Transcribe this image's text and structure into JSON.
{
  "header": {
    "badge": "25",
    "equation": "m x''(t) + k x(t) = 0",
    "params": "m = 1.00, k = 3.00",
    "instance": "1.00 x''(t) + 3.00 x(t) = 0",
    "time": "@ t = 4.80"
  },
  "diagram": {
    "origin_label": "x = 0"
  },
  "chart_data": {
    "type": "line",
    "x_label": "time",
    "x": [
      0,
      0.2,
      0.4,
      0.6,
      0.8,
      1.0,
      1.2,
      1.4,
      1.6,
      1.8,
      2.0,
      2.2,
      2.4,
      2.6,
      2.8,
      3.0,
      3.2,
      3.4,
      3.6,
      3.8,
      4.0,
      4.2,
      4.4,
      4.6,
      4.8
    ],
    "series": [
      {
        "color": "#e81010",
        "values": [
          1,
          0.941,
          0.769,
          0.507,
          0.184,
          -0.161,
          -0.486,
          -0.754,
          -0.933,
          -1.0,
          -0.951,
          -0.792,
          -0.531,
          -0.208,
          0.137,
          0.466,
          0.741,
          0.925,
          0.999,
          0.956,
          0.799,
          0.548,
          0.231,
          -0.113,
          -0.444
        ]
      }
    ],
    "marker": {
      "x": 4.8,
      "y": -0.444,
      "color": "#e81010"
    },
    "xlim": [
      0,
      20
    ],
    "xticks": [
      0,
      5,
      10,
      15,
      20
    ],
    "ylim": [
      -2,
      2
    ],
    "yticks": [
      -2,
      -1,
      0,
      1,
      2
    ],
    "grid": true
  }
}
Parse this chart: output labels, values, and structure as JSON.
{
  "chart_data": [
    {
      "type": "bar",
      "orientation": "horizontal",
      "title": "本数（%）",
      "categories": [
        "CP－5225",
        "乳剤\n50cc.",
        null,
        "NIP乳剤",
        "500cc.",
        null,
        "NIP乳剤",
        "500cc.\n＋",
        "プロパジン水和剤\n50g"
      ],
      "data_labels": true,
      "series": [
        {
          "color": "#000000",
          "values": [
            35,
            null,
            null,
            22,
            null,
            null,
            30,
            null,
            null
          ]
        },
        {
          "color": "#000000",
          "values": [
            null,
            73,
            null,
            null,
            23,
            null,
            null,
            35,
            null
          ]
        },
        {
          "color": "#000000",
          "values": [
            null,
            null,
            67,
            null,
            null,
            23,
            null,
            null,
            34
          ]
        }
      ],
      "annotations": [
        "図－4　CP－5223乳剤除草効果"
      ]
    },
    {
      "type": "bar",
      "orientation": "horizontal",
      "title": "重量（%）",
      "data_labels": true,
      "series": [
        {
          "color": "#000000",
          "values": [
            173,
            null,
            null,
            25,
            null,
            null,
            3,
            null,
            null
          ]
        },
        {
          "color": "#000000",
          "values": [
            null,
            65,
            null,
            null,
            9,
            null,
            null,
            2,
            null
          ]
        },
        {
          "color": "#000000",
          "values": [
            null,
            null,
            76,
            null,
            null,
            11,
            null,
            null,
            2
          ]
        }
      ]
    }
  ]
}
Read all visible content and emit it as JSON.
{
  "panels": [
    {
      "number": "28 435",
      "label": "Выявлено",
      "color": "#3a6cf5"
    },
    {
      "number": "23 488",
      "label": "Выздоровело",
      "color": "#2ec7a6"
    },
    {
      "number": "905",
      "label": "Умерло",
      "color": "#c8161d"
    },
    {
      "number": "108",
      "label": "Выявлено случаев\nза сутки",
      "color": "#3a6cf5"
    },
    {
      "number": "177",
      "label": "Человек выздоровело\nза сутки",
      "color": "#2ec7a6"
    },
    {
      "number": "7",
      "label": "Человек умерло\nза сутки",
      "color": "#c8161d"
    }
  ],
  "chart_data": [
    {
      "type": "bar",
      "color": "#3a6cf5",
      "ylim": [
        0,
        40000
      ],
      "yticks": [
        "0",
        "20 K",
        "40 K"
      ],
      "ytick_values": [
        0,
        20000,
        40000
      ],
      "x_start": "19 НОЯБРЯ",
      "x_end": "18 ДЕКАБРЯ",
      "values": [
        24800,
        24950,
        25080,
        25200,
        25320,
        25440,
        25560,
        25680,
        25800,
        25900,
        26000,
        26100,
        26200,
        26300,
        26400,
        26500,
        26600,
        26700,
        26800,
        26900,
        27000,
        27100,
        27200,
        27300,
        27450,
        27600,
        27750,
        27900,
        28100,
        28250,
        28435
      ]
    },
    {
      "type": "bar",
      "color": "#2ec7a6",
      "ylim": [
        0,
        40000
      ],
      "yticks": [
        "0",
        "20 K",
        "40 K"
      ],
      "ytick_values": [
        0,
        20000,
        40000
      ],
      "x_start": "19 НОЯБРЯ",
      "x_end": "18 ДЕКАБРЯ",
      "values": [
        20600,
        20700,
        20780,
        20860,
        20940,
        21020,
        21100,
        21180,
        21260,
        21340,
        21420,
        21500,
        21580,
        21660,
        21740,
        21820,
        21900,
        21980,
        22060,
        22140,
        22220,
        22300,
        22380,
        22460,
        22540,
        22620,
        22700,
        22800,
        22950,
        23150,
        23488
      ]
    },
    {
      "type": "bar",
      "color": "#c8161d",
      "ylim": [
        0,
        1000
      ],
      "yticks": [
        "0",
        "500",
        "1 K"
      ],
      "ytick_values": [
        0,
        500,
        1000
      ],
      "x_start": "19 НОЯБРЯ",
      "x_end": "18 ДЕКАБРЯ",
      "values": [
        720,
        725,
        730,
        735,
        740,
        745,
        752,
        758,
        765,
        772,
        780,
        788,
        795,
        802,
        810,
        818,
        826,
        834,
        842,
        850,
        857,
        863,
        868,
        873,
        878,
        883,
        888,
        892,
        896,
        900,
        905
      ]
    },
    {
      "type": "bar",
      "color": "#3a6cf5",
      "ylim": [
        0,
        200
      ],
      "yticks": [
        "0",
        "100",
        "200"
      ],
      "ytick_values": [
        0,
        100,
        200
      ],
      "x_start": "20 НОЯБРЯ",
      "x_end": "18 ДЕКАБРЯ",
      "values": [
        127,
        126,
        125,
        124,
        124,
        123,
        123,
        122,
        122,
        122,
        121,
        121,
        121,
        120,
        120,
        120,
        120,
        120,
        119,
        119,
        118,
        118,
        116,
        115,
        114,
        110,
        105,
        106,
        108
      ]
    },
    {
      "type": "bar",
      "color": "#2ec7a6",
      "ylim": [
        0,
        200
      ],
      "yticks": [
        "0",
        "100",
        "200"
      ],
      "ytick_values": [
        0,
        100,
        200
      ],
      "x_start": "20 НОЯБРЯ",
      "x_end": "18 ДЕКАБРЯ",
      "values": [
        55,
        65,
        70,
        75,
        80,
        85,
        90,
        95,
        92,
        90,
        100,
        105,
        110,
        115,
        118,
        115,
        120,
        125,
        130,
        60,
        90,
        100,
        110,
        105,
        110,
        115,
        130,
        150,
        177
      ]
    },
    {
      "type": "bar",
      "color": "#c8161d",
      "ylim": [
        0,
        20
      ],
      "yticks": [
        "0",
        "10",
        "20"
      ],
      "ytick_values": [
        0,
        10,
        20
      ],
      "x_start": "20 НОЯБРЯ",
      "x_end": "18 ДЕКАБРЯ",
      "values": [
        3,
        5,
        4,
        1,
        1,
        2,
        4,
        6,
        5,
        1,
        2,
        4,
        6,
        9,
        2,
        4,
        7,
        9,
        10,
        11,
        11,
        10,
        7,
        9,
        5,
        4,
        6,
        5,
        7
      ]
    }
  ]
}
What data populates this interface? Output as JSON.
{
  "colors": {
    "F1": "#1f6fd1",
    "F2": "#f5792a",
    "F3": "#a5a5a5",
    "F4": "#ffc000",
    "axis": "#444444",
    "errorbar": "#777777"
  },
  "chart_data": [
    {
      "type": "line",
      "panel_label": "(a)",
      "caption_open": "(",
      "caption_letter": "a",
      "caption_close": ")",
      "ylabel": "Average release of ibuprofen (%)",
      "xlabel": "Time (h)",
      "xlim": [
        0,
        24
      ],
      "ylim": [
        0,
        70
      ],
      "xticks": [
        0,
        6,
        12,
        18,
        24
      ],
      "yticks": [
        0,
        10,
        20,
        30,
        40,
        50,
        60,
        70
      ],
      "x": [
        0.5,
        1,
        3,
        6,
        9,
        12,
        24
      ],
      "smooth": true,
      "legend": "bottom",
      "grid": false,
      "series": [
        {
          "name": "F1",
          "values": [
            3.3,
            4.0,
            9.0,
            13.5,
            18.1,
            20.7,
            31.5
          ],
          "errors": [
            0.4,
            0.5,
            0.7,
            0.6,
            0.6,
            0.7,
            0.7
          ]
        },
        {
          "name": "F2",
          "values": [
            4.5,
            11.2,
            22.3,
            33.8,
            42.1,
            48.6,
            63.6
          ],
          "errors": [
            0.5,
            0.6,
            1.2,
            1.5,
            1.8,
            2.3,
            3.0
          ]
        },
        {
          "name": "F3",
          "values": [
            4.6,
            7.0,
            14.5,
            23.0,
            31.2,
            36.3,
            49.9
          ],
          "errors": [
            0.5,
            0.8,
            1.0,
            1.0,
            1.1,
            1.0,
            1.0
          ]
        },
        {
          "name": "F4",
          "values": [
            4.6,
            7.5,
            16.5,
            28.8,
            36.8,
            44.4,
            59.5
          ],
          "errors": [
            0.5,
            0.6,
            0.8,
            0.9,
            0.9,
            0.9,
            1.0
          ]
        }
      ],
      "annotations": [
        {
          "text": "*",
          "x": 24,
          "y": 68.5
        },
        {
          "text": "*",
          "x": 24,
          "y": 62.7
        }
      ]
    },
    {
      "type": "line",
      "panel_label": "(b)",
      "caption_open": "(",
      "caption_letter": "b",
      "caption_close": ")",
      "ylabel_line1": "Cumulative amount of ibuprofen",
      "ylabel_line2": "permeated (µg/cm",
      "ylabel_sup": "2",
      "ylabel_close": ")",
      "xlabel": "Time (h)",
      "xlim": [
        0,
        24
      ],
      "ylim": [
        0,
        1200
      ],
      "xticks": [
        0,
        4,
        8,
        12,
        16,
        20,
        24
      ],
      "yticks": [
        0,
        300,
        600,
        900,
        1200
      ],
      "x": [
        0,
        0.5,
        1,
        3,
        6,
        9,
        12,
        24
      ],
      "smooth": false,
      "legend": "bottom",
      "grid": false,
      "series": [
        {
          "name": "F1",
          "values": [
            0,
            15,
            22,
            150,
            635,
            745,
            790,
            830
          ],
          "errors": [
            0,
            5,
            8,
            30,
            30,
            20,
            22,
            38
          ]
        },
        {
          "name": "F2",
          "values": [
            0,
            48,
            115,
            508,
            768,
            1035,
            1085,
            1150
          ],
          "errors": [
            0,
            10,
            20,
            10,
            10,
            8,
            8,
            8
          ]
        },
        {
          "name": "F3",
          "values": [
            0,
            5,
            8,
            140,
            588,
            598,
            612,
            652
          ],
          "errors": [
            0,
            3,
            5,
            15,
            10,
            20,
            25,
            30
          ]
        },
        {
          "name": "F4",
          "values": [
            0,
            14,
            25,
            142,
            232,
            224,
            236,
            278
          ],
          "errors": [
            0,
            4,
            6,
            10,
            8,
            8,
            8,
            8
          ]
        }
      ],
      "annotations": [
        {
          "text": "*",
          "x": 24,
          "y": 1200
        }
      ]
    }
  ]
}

> WHAT YOU NEED TO DO
All lines that include "Человек" are to be gathered and copied.

> SOLUTION
      "label": "Человек выздоровело\nза сутки",
      "label": "Человек умерло\nза сутки",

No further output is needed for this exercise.